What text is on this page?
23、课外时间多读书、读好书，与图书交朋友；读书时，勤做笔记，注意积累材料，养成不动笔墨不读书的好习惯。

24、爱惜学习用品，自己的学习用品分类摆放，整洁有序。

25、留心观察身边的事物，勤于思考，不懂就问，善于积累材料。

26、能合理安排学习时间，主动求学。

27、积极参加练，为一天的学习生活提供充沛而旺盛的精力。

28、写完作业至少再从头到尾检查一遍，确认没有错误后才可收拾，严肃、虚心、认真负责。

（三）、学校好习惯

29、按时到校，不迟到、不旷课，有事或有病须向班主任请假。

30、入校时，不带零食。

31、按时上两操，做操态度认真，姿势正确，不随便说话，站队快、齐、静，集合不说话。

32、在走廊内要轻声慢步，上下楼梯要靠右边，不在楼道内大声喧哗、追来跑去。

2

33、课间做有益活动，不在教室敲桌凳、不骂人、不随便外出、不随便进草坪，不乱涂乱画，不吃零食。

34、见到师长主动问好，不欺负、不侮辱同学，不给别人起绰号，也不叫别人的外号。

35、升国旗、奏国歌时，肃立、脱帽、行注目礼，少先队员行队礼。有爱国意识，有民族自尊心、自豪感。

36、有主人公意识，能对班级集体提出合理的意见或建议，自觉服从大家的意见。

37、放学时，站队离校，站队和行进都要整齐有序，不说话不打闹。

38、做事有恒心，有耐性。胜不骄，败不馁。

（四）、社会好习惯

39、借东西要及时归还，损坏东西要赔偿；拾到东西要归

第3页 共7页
* * *
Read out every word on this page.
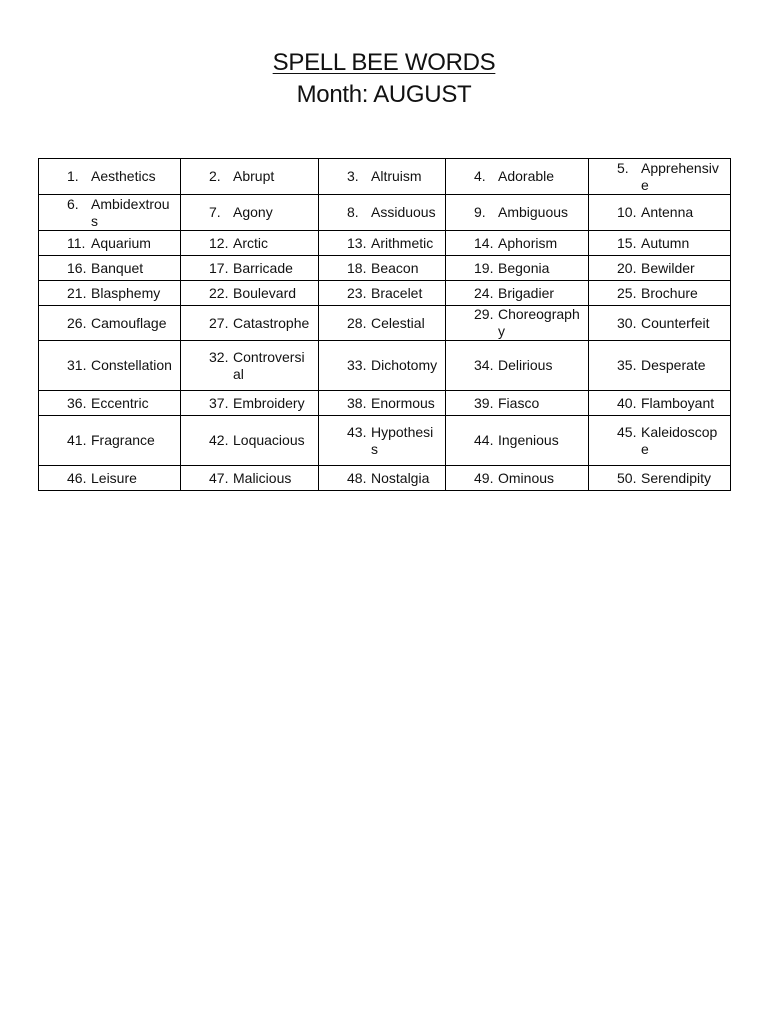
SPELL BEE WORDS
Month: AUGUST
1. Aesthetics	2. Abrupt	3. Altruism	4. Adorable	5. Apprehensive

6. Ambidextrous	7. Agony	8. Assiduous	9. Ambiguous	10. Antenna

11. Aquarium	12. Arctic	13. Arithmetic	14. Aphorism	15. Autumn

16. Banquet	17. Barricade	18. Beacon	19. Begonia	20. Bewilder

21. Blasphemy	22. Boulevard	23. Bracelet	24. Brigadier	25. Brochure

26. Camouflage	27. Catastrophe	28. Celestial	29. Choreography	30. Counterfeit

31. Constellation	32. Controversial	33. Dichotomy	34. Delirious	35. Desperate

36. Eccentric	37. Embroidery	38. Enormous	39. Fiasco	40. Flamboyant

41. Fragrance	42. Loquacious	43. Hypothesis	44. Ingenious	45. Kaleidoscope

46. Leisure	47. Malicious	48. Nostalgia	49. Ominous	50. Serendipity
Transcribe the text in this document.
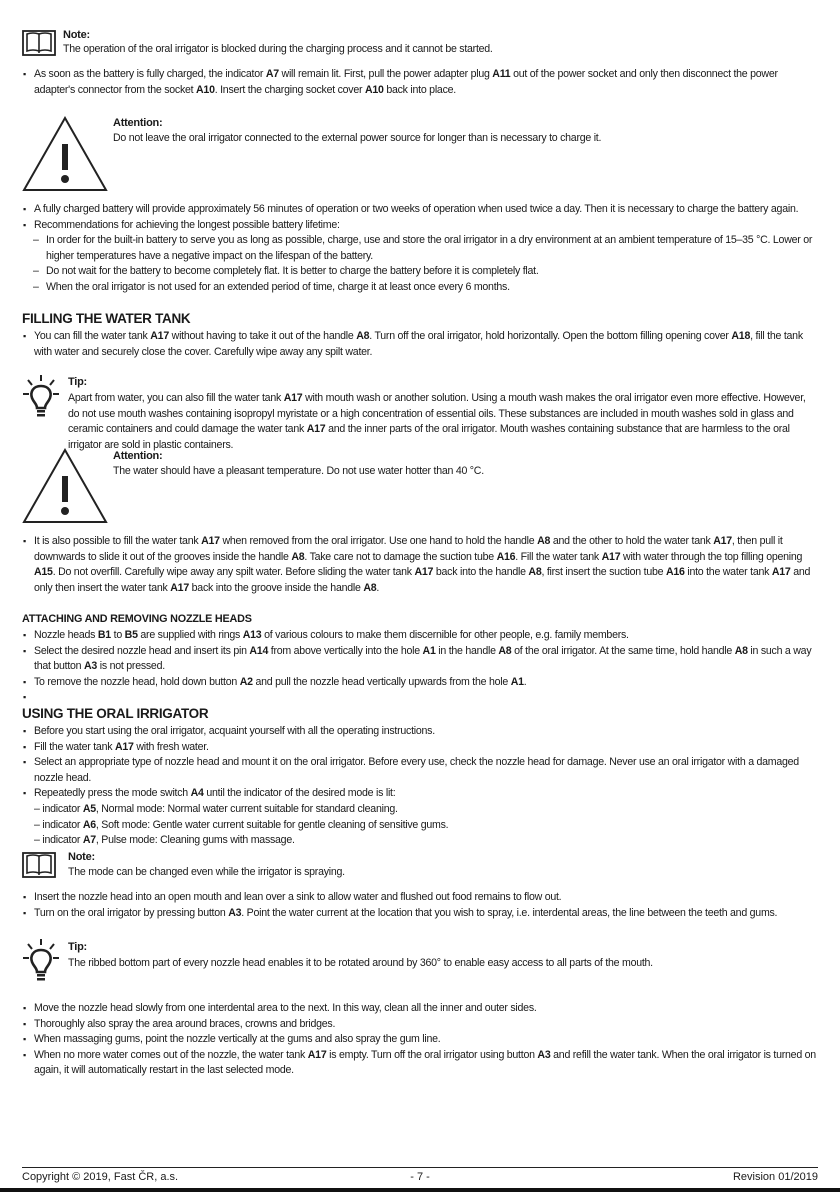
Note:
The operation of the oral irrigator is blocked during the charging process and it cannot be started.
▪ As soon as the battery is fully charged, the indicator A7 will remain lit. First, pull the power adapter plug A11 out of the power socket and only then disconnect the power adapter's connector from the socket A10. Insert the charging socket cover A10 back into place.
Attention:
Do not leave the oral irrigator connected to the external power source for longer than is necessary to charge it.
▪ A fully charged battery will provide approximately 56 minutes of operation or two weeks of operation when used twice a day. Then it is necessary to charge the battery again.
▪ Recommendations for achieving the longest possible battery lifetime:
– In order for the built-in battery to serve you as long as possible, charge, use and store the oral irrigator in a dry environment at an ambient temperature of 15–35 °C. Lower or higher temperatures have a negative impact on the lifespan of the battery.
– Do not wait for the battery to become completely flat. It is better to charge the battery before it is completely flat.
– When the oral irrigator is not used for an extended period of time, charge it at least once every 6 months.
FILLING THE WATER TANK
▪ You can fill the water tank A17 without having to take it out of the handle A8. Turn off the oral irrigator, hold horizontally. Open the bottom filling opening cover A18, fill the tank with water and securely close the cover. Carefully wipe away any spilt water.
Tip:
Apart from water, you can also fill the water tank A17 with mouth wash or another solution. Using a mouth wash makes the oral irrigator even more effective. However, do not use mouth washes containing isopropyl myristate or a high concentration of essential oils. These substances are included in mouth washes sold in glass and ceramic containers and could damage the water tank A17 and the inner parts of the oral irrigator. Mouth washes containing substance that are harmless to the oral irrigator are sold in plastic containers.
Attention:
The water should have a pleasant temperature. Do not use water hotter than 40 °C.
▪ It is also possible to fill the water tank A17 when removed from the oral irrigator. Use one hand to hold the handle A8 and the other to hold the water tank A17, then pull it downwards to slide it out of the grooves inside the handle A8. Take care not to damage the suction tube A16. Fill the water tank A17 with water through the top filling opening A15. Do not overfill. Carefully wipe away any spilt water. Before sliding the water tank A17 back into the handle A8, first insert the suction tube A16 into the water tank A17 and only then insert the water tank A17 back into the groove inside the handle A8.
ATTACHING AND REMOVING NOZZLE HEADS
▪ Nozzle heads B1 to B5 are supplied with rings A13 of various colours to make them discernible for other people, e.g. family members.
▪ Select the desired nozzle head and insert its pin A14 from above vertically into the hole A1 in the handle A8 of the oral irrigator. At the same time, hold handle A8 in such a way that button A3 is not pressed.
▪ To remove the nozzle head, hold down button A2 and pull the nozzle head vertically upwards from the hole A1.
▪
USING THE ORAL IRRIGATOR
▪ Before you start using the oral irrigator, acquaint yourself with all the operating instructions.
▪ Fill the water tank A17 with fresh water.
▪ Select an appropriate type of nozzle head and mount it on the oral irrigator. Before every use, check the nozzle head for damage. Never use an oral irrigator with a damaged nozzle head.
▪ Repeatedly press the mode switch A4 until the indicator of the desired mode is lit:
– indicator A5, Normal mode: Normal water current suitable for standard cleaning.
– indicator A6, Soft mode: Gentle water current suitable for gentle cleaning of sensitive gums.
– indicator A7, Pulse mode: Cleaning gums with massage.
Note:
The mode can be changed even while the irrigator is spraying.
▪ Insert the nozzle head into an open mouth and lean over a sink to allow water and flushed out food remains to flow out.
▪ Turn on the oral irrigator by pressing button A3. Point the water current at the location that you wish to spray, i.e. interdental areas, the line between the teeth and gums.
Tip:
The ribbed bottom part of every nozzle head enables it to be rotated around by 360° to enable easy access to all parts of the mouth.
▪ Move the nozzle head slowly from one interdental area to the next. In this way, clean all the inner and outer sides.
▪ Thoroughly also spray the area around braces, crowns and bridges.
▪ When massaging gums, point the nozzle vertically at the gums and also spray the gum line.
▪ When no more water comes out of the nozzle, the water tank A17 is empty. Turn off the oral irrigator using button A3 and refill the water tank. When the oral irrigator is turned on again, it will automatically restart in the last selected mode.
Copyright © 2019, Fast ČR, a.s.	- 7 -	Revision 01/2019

(Challenge): Work out how many lines above contain the word "than". Give only the number.

(Final result): 2